- **What is asked**:
Copy each line in the data that includes the word "финансовых".

- **Data**:
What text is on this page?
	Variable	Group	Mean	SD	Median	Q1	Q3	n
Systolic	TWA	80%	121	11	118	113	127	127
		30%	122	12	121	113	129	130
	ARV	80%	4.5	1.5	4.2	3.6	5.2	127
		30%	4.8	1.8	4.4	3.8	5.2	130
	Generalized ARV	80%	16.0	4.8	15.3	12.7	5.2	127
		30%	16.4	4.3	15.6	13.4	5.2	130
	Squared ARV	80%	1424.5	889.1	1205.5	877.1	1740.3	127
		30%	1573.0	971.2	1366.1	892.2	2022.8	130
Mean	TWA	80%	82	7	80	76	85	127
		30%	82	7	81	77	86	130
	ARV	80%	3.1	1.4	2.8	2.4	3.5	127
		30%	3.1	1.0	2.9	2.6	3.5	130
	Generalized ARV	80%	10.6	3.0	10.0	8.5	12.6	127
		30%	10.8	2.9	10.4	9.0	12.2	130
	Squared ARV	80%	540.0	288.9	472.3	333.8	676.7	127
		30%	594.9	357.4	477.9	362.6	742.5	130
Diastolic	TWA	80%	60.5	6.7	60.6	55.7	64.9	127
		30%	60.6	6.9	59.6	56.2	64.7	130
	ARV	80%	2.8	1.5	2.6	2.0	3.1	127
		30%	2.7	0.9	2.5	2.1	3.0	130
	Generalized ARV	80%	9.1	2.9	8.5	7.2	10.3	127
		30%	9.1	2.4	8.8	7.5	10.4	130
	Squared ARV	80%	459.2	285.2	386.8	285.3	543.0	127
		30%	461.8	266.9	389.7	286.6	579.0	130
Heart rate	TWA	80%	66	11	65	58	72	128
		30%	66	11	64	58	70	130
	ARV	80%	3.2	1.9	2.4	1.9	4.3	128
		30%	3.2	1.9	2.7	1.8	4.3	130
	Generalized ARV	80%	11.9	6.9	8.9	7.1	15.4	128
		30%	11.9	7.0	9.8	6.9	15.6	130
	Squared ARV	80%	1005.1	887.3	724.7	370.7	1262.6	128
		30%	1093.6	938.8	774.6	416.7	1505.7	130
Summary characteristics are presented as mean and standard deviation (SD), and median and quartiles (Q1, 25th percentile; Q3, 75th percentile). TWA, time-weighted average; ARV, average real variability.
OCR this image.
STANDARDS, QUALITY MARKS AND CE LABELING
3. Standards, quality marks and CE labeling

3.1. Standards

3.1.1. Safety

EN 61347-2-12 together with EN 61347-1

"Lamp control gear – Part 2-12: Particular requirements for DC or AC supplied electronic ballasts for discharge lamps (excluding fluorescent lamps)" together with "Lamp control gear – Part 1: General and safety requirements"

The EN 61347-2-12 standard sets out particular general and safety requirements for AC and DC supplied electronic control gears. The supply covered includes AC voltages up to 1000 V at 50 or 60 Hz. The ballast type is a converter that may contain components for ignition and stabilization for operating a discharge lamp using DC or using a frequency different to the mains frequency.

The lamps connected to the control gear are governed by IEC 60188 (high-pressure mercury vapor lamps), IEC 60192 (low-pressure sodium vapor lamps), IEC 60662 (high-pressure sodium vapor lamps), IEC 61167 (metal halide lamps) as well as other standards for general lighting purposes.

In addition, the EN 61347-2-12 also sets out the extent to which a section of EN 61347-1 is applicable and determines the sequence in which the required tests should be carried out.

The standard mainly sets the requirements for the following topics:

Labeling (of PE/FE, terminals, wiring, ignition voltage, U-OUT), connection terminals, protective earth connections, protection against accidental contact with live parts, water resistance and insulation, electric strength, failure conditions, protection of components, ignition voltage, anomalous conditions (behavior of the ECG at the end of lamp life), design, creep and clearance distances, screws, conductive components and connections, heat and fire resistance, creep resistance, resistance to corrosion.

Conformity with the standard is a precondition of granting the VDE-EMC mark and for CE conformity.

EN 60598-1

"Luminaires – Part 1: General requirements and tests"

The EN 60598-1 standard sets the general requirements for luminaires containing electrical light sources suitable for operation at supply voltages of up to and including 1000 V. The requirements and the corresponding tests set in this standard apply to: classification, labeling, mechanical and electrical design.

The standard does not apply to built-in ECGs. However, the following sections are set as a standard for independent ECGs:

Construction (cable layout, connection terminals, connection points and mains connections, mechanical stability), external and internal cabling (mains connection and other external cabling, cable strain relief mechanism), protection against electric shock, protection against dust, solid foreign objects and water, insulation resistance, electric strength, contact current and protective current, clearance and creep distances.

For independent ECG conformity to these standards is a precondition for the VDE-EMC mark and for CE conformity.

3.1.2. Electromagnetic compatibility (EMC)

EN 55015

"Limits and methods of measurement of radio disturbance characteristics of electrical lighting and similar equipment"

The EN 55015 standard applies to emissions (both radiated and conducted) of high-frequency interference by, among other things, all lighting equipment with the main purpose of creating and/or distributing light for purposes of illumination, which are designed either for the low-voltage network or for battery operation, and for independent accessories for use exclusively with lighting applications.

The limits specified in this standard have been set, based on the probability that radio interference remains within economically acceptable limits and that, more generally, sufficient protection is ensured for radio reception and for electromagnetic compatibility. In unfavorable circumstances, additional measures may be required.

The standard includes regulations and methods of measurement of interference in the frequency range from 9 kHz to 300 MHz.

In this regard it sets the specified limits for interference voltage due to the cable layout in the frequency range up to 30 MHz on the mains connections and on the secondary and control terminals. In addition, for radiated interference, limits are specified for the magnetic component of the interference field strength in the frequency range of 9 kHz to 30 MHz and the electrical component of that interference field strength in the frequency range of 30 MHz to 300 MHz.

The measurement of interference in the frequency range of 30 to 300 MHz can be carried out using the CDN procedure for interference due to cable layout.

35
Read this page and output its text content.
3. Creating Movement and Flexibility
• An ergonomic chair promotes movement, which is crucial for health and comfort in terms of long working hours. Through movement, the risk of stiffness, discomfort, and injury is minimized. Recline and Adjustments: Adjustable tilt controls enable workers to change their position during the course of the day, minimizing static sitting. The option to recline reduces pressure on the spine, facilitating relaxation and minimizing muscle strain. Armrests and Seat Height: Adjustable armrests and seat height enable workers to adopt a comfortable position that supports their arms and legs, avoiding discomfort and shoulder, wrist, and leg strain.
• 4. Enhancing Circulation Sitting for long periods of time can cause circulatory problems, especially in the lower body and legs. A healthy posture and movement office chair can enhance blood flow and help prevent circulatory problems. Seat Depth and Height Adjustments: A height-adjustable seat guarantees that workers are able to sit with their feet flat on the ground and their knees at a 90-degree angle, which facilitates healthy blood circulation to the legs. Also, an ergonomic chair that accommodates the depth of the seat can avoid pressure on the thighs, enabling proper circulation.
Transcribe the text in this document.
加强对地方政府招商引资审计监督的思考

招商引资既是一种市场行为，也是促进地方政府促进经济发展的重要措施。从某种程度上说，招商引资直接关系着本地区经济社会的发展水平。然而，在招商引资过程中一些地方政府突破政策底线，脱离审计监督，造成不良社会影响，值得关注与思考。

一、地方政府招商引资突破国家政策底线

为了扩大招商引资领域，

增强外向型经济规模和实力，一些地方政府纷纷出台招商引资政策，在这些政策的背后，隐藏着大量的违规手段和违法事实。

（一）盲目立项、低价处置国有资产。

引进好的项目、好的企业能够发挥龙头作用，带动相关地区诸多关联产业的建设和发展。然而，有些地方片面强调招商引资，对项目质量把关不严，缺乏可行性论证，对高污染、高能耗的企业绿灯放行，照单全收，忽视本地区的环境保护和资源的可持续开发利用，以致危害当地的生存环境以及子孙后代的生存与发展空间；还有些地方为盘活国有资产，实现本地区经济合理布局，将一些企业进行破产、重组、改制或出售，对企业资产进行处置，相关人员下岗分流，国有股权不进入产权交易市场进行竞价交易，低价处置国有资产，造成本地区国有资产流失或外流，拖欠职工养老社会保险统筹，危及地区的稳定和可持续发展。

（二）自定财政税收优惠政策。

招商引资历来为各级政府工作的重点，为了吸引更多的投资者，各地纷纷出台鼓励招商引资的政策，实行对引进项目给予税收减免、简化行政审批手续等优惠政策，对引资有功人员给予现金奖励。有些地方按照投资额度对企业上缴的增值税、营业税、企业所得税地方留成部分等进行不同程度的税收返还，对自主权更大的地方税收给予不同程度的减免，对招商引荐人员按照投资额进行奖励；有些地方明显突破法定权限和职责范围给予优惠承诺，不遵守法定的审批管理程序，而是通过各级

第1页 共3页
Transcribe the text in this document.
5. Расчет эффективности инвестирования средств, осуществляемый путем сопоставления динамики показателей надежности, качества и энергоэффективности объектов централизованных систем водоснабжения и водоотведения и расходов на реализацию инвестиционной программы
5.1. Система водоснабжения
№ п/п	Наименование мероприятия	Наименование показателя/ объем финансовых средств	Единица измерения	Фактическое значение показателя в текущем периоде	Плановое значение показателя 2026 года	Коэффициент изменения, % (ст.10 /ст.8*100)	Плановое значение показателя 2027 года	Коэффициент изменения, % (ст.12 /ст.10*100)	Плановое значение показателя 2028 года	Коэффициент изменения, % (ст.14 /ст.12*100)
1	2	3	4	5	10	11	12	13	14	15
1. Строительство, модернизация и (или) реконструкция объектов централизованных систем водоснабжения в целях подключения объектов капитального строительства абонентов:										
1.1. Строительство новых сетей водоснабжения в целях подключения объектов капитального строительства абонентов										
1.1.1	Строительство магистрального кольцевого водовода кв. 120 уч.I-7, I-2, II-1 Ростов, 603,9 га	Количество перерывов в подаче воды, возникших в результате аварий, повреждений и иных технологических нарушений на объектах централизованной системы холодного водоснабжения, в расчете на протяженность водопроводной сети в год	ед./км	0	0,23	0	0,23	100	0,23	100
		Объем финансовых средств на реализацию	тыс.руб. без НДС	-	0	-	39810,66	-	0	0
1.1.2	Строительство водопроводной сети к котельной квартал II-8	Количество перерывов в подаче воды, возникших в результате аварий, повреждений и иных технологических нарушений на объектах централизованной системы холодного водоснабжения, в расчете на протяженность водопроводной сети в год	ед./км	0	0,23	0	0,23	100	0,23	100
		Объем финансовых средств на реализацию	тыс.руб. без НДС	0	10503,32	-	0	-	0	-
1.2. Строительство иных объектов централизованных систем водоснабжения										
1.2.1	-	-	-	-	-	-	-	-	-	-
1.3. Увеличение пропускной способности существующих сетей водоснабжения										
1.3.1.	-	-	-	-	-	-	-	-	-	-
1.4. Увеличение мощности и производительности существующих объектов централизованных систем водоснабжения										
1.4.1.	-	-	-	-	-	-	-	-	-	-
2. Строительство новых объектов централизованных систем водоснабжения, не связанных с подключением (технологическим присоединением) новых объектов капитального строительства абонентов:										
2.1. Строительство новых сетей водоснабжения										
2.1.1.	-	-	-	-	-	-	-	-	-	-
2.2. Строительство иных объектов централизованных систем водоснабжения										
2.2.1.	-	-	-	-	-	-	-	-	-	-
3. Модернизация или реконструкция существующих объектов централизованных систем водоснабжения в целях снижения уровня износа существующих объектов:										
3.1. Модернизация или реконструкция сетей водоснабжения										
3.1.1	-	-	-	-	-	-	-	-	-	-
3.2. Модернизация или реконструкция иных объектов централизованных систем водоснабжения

- **Solution below**:
№ п/п	Наименование мероприятия	Наименование показателя/ объем финансовых средств	Единица измерения	Фактическое значение показателя в текущем периоде	Плановое значение показателя 2026 года	Коэффициент изменения, % (ст.10 /ст.8*100)	Плановое значение показателя 2027 года	Коэффициент изменения, % (ст.12 /ст.10*100)	Плановое значение показателя 2028 года	Коэффициент изменения, % (ст.14 /ст.12*100)
		Объем финансовых средств на реализацию	тыс.руб. без НДС	-	0	-	39810,66	-	0	0
		Объем финансовых средств на реализацию	тыс.руб. без НДС	0	10503,32	-	0	-	0	-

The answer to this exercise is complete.